**Work to be completed**: Only lines holding the word "droit" should be copied from the material.

**Stored data**:
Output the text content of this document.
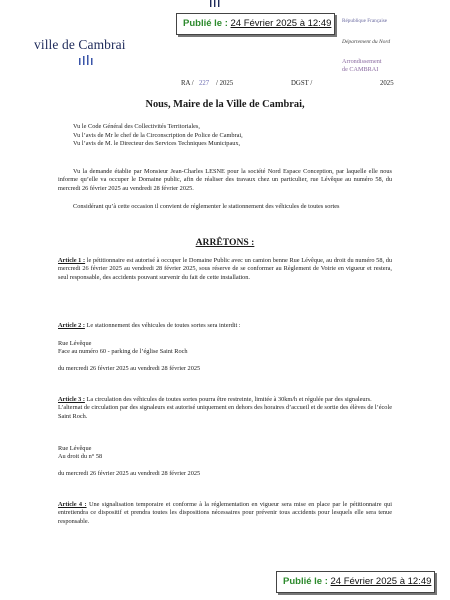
Publié le : 24 Février 2025 à 12:49
ville de Cambrai
République Française
Département du Nord
Arrondissement
de CAMBRAI
RA / 227 / 2025	DGST /	2025
Nous, Maire de la Ville de Cambrai,
Vu le Code Général des Collectivités Territoriales,
Vu l’avis de Mr le chef de la Circonscription de Police de Cambrai,
Vu l’avis de M. le Directeur des Services Techniques Municipaux,
Vu la demande établie par Monsieur Jean-Charles LESNE pour la société Nord Espace Conception, par laquelle elle nous informe qu’elle va occuper le Domaine public, afin de réaliser des travaux chez un particulier, rue Lévêque au numéro 58, du mercredi 26 février 2025 au vendredi 28 février 2025.
Considérant qu’à cette occasion il convient de réglementer le stationnement des véhicules de toutes sortes
ARRÊTONS :
Article 1 : le pétitionnaire est autorisé à occuper le Domaine Public avec un camion benne Rue Lévêque, au droit du numéro 58, du mercredi 26 février 2025 au vendredi 28 février 2025, sous réserve de se conformer au Règlement de Voirie en vigueur et restera, seul responsable, des accidents pouvant survenir du fait de cette installation.
Article 2 : Le stationnement des véhicules de toutes sortes sera interdit :
Rue Lévêque
Face au numéro 60 - parking de l’église Saint Roch
du mercredi 26 février 2025 au vendredi 28 février 2025
Article 3 : La circulation des véhicules de toutes sortes pourra être restreinte, limitée à 30km/h et régulée par des signaleurs.
L’alternat de circulation par des signaleurs est autorisé uniquement en dehors des horaires d’accueil et de sortie des élèves de l’école Saint Roch.
Rue Lévêque
Au droit du n° 58
du mercredi 26 février 2025 au vendredi 28 février 2025
Article 4 : Une signalisation temporaire et conforme à la réglementation en vigueur sera mise en place par le pétitionnaire qui entretiendra ce dispositif et prendra toutes les dispositions nécessaires pour prévenir tous accidents pour lesquels elle sera tenue responsable.
Publié le : 24 Février 2025 à 12:49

**Final result**:
Article 1 : le pétitionnaire est autorisé à occuper le Domaine Public avec un camion benne Rue Lévêque, au droit du numéro 58, du mercredi 26 février 2025 au vendredi 28 février 2025, sous réserve de se conformer au Règlement de Voirie en vigueur et restera, seul responsable, des accidents pouvant survenir du fait de cette installation.
Au droit du n° 58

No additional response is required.